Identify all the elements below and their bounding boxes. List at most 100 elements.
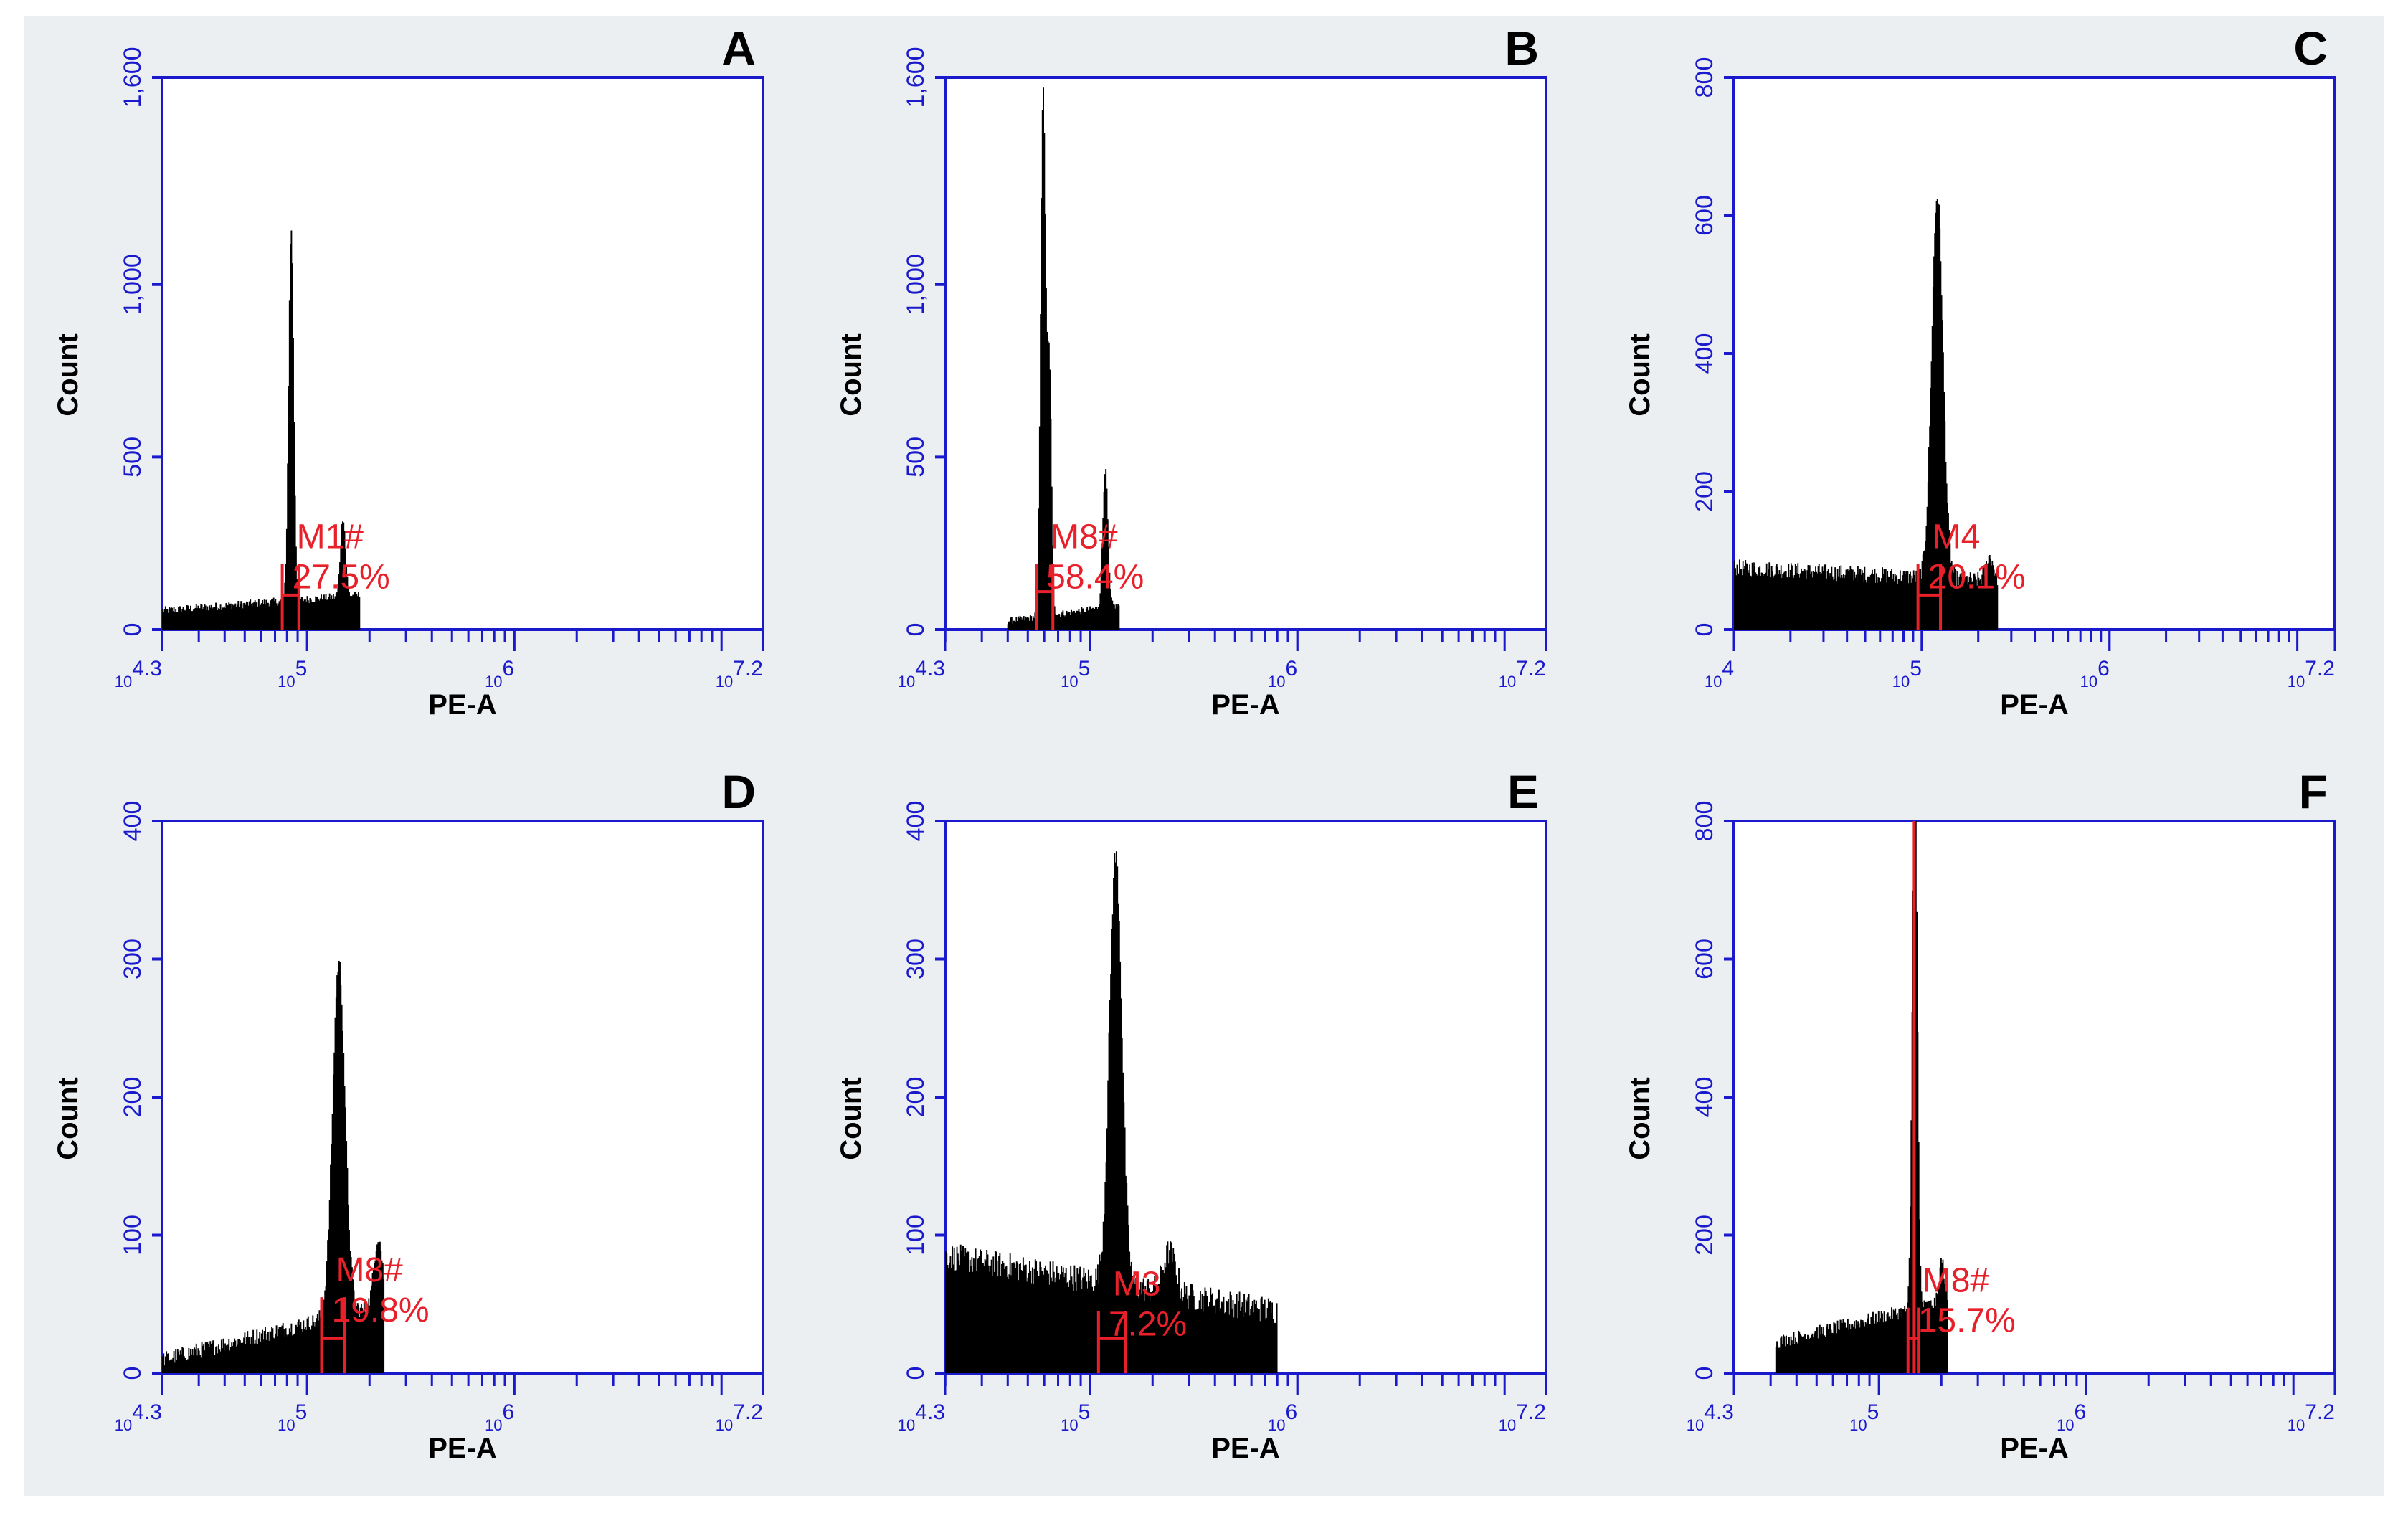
histogram-bin [337,972,339,1373]
histogram-bin [303,1329,305,1373]
histogram-bin [1778,1347,1780,1373]
histogram-bin [1030,1271,1032,1373]
histogram-bin [1826,578,1828,630]
histogram-bin [1248,1294,1250,1373]
histogram-bin [331,599,333,630]
histogram-bin [1246,1301,1248,1373]
histogram-bin [232,604,234,630]
histogram-bin [1090,608,1092,630]
histogram-bin [1051,1281,1053,1373]
histogram-bin [1089,1276,1091,1373]
histogram-bin [1126,1182,1128,1373]
histogram-bin [1798,1330,1799,1373]
histogram-bin [239,1340,241,1373]
histogram-bin [1851,1324,1853,1373]
y-axis-title: Count [835,1077,867,1160]
histogram-bin [293,1334,295,1373]
histogram-bin [1945,462,1947,630]
histogram-bin [354,592,356,630]
histogram-bin [1933,1297,1935,1373]
chart-panel-A: 05001,0001,600104.3105106107.2PE-ACountA… [52,22,764,721]
histogram-bin [1996,585,1999,630]
histogram-bin [176,612,178,630]
histogram-bin [999,1253,1001,1373]
histogram-bin [1207,1313,1209,1373]
y-tick-label: 100 [119,1215,146,1256]
histogram-bin [1735,568,1736,630]
histogram-bin [1155,1289,1157,1373]
histogram-bin [969,1259,971,1373]
histogram-bin [333,1052,336,1373]
histogram-bin [1043,1274,1045,1373]
histogram-bin [945,1251,947,1373]
histogram-bin [1023,616,1025,630]
histogram-bin [275,1334,277,1373]
gate-name: M8# [1923,1262,1990,1300]
histogram-bin [1943,352,1944,630]
histogram-bin [1160,1266,1162,1373]
histogram-bin [211,1342,213,1373]
histogram-bin [1846,574,1848,630]
histogram-bin [172,1357,174,1373]
histogram-bin [1841,575,1843,630]
histogram-bin [1157,1284,1160,1373]
histogram-bin [1803,569,1806,630]
histogram-bin [1104,1182,1106,1373]
histogram-bin [1837,576,1839,630]
histogram-bin [1788,577,1791,630]
histogram-bin [1801,568,1802,630]
histogram-bin [227,1344,229,1373]
histogram-bin [263,599,265,630]
histogram-bin [181,612,182,630]
histogram-bin [1748,572,1750,630]
histogram-bin [959,1265,961,1373]
histogram-bin [1773,577,1774,630]
histogram-bin [245,604,247,630]
histogram-bin [207,606,209,630]
histogram-bin [310,1330,312,1373]
histogram-bin [234,604,236,630]
histogram-bin [1135,1277,1137,1373]
histogram-bin [349,595,351,630]
histogram-bin [1903,571,1905,630]
histogram-bin [1241,1306,1243,1373]
histogram-bin [1182,1297,1185,1373]
histogram-bin [1154,1275,1156,1373]
histogram-bin [1796,573,1798,630]
histogram-bin [229,603,232,630]
histogram-bin [1195,1309,1198,1373]
x-tick-label: 105 [1849,1400,1879,1434]
histogram-bin [162,1356,163,1373]
histogram-bin [318,1310,321,1373]
histogram-bin [1862,572,1864,630]
histogram-bin [1010,617,1012,630]
histogram-bin [1830,1329,1832,1373]
plot-area [161,76,764,631]
histogram-bin [1071,609,1073,630]
x-tick-exponent: 6 [1286,657,1298,680]
histogram-bin [974,1266,976,1373]
histogram-bin [1074,612,1076,630]
histogram-bin [1938,1284,1939,1373]
histogram-bin [1867,1318,1869,1373]
histogram-bin [1046,288,1047,630]
y-tick-label: 0 [902,623,929,637]
histogram-bin [305,1329,308,1373]
histogram-bin [1213,1305,1215,1373]
histogram-bin [1911,1011,1913,1373]
histogram-bin [1045,1265,1047,1373]
histogram-bin [1122,1072,1124,1373]
histogram-bin [1263,1315,1265,1373]
histogram-bin [1009,1253,1011,1373]
histogram-bin [212,607,214,630]
histogram-bin [962,1246,964,1373]
histogram-bin [1787,577,1789,630]
histogram-bin [238,607,240,630]
histogram-bin [210,1344,212,1373]
histogram-bin [1022,1257,1024,1373]
histogram-bin [169,608,171,630]
x-tick-label: 106 [485,657,514,691]
histogram-bin [1007,624,1009,630]
histogram-bin [1859,569,1861,630]
histogram-bin [1792,1344,1794,1373]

────────────────────────────────────────

Challenge: Update the data above by replacing every "histogram-bin" with "bar" and leaving everything else unchanged. Omit the picture from your answer.

Written solution:
Identify all the elements below and their bounding boxes. List at most 100 elements.
bar [337,972,339,1373]
bar [303,1329,305,1373]
bar [1778,1347,1780,1373]
bar [1030,1271,1032,1373]
bar [1826,578,1828,630]
bar [1248,1294,1250,1373]
bar [331,599,333,630]
bar [1246,1301,1248,1373]
bar [232,604,234,630]
bar [1090,608,1092,630]
bar [1051,1281,1053,1373]
bar [1089,1276,1091,1373]
bar [1126,1182,1128,1373]
bar [1798,1330,1799,1373]
bar [239,1340,241,1373]
bar [1851,1324,1853,1373]
y-axis-title: Count [835,1077,867,1160]
bar [293,1334,295,1373]
bar [1945,462,1947,630]
bar [354,592,356,630]
bar [1933,1297,1935,1373]
chart-panel-A: 05001,0001,600104.3105106107.2PE-ACountA… [52,22,764,721]
bar [1996,585,1999,630]
bar [176,612,178,630]
bar [999,1253,1001,1373]
bar [1207,1313,1209,1373]
y-tick-label: 100 [119,1215,146,1256]
bar [1735,568,1736,630]
bar [1155,1289,1157,1373]
bar [969,1259,971,1373]
bar [333,1052,336,1373]
bar [1043,1274,1045,1373]
bar [945,1251,947,1373]
bar [1023,616,1025,630]
bar [275,1334,277,1373]
gate-name: M8# [1923,1262,1990,1300]
bar [1943,352,1944,630]
bar [1160,1266,1162,1373]
bar [211,1342,213,1373]
bar [1846,574,1848,630]
bar [172,1357,174,1373]
bar [1841,575,1843,630]
bar [1157,1284,1160,1373]
bar [1803,569,1806,630]
bar [1104,1182,1106,1373]
bar [1837,576,1839,630]
bar [1788,577,1791,630]
bar [1801,568,1802,630]
bar [227,1344,229,1373]
bar [263,599,265,630]
bar [181,612,182,630]
bar [1748,572,1750,630]
bar [959,1265,961,1373]
bar [1773,577,1774,630]
bar [245,604,247,630]
bar [207,606,209,630]
bar [310,1330,312,1373]
bar [234,604,236,630]
bar [1135,1277,1137,1373]
bar [349,595,351,630]
bar [1903,571,1905,630]
bar [1241,1306,1243,1373]
bar [1182,1297,1185,1373]
bar [1154,1275,1156,1373]
bar [1796,573,1798,630]
bar [229,603,232,630]
bar [1195,1309,1198,1373]
x-tick-label: 105 [1849,1400,1879,1434]
bar [162,1356,163,1373]
bar [318,1310,321,1373]
bar [1862,572,1864,630]
bar [1010,617,1012,630]
bar [1830,1329,1832,1373]
plot-area [161,76,764,631]
bar [1071,609,1073,630]
x-tick-exponent: 6 [1286,657,1298,680]
bar [974,1266,976,1373]
bar [1074,612,1076,630]
bar [1938,1284,1939,1373]
bar [1867,1318,1869,1373]
bar [1046,288,1047,630]
y-tick-label: 0 [902,623,929,637]
bar [305,1329,308,1373]
bar [1213,1305,1215,1373]
bar [1911,1011,1913,1373]
bar [1045,1265,1047,1373]
bar [1122,1072,1124,1373]
bar [1263,1315,1265,1373]
bar [1009,1253,1011,1373]
bar [212,607,214,630]
bar [962,1246,964,1373]
bar [1787,577,1789,630]
bar [238,607,240,630]
bar [210,1344,212,1373]
bar [1022,1257,1024,1373]
bar [169,608,171,630]
x-tick-label: 106 [485,657,514,691]
bar [1007,624,1009,630]
bar [1859,569,1861,630]
bar [1792,1344,1794,1373]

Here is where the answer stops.